▶ _EXERCISE DESCRIPTION_: Within the records that follow, find every line containing the string "Character". Copy those lines.

▶ _SUPPLIED ENTRIES_:

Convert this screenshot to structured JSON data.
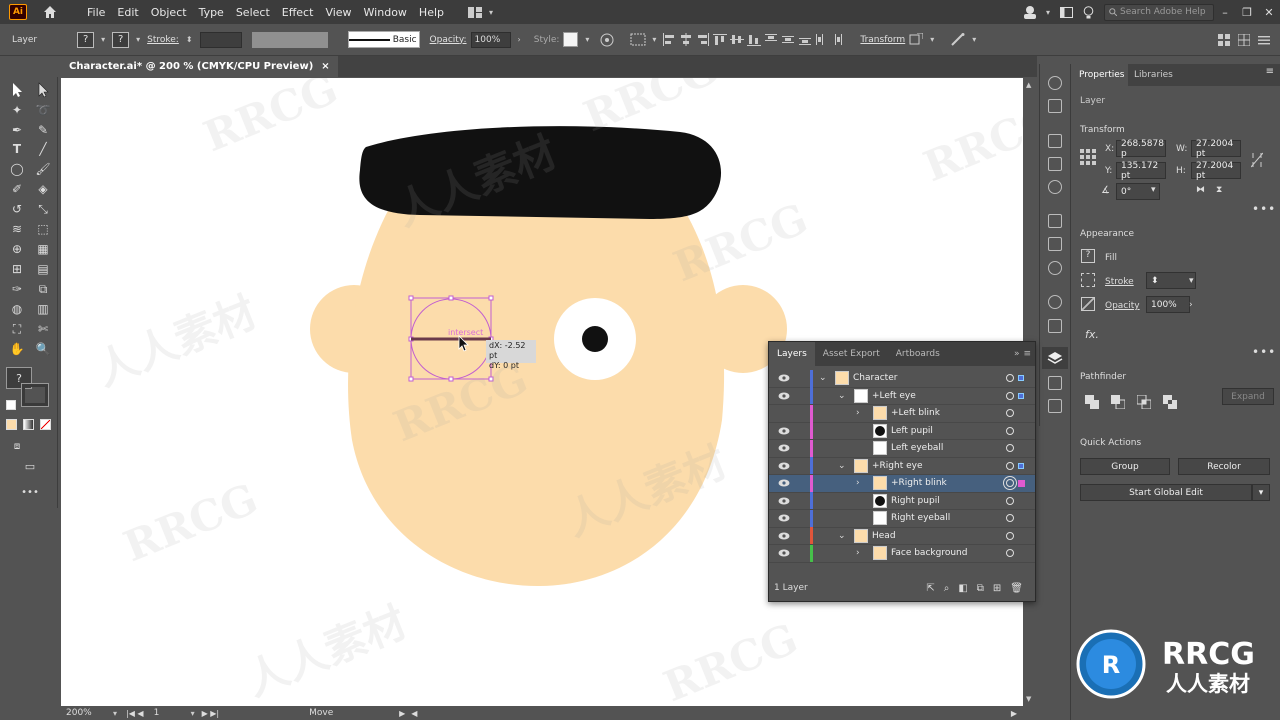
{
  "app": {
    "logo": "Ai"
  },
  "menu": [
    "File",
    "Edit",
    "Object",
    "Type",
    "Select",
    "Effect",
    "View",
    "Window",
    "Help"
  ],
  "search": {
    "placeholder": "Search Adobe Help"
  },
  "control": {
    "selection_label": "Layer",
    "stroke_label": "Stroke:",
    "stroke_style": "Basic",
    "opacity_label": "Opacity:",
    "opacity_value": "100%",
    "style_label": "Style:",
    "transform_label": "Transform"
  },
  "document": {
    "tab_title": "Character.ai* @ 200 % (CMYK/CPU Preview)",
    "close": "×"
  },
  "canvas": {
    "smart_guide": "intersect",
    "tooltip_dx": "dX: -2.52 pt",
    "tooltip_dy": "dY: 0 pt"
  },
  "status": {
    "zoom": "200%",
    "artboard": "1",
    "tool": "Move"
  },
  "properties": {
    "tabs": [
      "Properties",
      "Libraries"
    ],
    "selection": "Layer",
    "transform": {
      "title": "Transform",
      "x_label": "X:",
      "x": "268.5878 p",
      "y_label": "Y:",
      "y": "135.172 pt",
      "w_label": "W:",
      "w": "27.2004 pt",
      "h_label": "H:",
      "h": "27.2004 pt",
      "angle": "0°"
    },
    "appearance": {
      "title": "Appearance",
      "fill": "Fill",
      "stroke": "Stroke",
      "opacity_label": "Opacity",
      "opacity": "100%",
      "fx": "fx."
    },
    "pathfinder": {
      "title": "Pathfinder",
      "expand": "Expand"
    },
    "quick_actions": {
      "title": "Quick Actions",
      "group": "Group",
      "recolor": "Recolor",
      "global_edit": "Start Global Edit"
    },
    "more": "•••"
  },
  "layers_panel": {
    "tabs": [
      "Layers",
      "Asset Export",
      "Artboards"
    ],
    "rows": [
      {
        "name": "Character",
        "color": "#4e6fd8"
      },
      {
        "name": "+Left eye",
        "color": "#4e6fd8"
      },
      {
        "name": "+Left blink",
        "color": "#e05ad0"
      },
      {
        "name": "Left pupil",
        "color": "#e05ad0"
      },
      {
        "name": "Left eyeball",
        "color": "#e05ad0"
      },
      {
        "name": "+Right eye",
        "color": "#4e6fd8"
      },
      {
        "name": "+Right blink",
        "color": "#e05ad0"
      },
      {
        "name": "Right pupil",
        "color": "#4e6fd8"
      },
      {
        "name": "Right eyeball",
        "color": "#4e6fd8"
      },
      {
        "name": "Head",
        "color": "#e0553a"
      },
      {
        "name": "Face background",
        "color": "#46c04a"
      }
    ],
    "footer": "1 Layer"
  },
  "watermark": {
    "latin": "RRCG",
    "cjk": "人人素材"
  },
  "brand": {
    "name": "RRCG",
    "sub": "人人素材"
  },
  "colors": {
    "face": "#fcdcab",
    "hat": "#111111",
    "selection": "#c25fd0",
    "accent_blue": "#46607e"
  }
}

▶ _SOLUTION FOR THIS PROBLEM_:
    "tab_title": "Character.ai* @ 200 % (CMYK/CPU Preview)",
        "name": "Character",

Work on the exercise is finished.